INSTRUCTION — Extract all lines that hold "классно" from the records below.

■ ■ ■

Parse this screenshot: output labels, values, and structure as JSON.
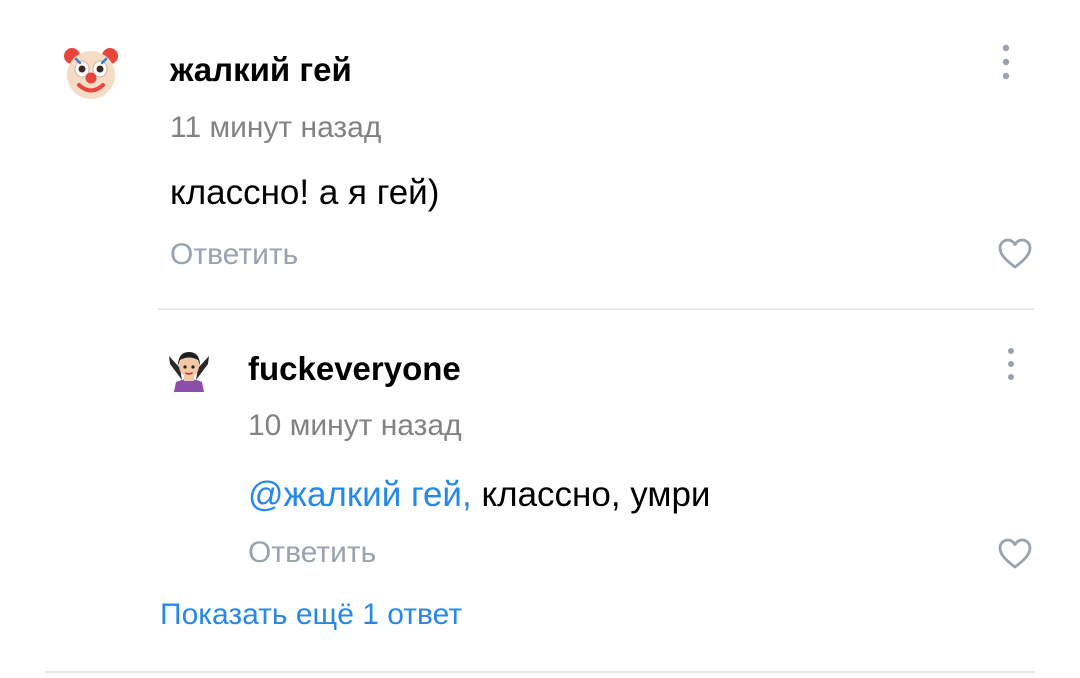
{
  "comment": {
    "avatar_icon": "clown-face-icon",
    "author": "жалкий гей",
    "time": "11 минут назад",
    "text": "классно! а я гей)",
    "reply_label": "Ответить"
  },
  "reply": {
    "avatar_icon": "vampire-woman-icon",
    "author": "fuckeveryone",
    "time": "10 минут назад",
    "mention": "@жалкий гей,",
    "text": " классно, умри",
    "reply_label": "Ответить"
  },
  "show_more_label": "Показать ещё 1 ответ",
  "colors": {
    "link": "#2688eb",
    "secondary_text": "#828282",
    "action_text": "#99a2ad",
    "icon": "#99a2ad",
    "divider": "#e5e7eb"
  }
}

■ ■ ■

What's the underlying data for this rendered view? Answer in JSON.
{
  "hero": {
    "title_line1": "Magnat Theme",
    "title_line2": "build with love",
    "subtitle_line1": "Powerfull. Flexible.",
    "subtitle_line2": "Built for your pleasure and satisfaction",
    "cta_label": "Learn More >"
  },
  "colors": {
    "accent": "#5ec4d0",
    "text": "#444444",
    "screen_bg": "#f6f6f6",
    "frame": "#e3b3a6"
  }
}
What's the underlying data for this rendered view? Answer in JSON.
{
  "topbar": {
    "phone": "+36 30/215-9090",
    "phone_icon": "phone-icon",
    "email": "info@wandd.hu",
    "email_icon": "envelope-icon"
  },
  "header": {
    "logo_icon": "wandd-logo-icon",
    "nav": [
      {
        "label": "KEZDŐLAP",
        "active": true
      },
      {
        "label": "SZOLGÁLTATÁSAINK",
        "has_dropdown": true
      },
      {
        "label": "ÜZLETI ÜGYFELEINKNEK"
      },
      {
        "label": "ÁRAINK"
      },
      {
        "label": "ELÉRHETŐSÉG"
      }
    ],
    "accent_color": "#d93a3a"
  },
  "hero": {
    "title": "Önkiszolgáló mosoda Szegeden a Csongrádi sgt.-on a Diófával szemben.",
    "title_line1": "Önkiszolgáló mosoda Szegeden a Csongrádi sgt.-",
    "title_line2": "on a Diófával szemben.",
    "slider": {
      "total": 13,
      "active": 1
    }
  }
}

■ ■ ■

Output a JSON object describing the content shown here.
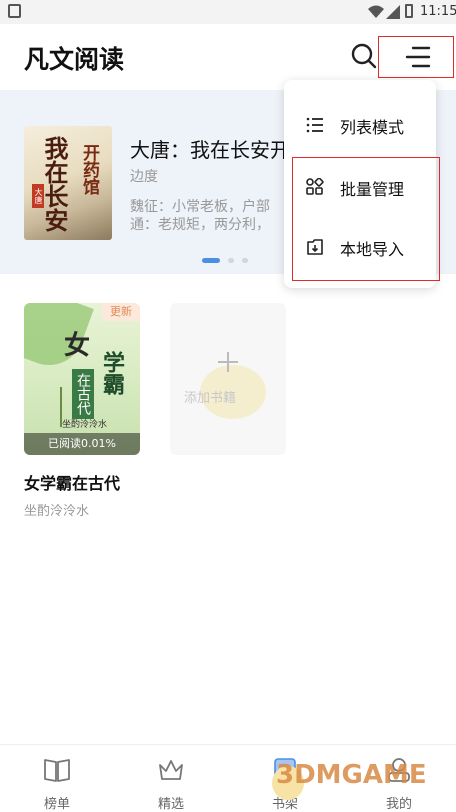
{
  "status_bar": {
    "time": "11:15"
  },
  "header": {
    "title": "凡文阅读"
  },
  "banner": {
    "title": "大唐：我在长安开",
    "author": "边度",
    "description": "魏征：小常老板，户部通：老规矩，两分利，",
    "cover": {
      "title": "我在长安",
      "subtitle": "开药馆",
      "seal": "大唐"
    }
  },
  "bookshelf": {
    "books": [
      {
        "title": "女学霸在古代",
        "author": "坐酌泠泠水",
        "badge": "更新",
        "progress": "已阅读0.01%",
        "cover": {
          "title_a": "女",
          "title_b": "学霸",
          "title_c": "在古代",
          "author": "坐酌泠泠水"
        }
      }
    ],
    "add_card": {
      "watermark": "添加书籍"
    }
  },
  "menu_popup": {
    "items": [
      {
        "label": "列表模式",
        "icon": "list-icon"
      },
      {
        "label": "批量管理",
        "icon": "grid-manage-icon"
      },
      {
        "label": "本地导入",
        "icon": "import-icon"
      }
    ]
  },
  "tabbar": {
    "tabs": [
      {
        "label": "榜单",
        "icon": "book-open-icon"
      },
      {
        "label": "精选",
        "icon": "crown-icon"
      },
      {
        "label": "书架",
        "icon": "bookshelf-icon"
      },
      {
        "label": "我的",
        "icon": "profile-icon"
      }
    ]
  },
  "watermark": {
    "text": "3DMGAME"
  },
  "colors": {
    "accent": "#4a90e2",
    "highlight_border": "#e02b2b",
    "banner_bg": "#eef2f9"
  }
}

■ ■ ■

SOLUTION TO THIS PROBLEM —
    "text": "классно! а я гей)",
    "text": " классно, умри",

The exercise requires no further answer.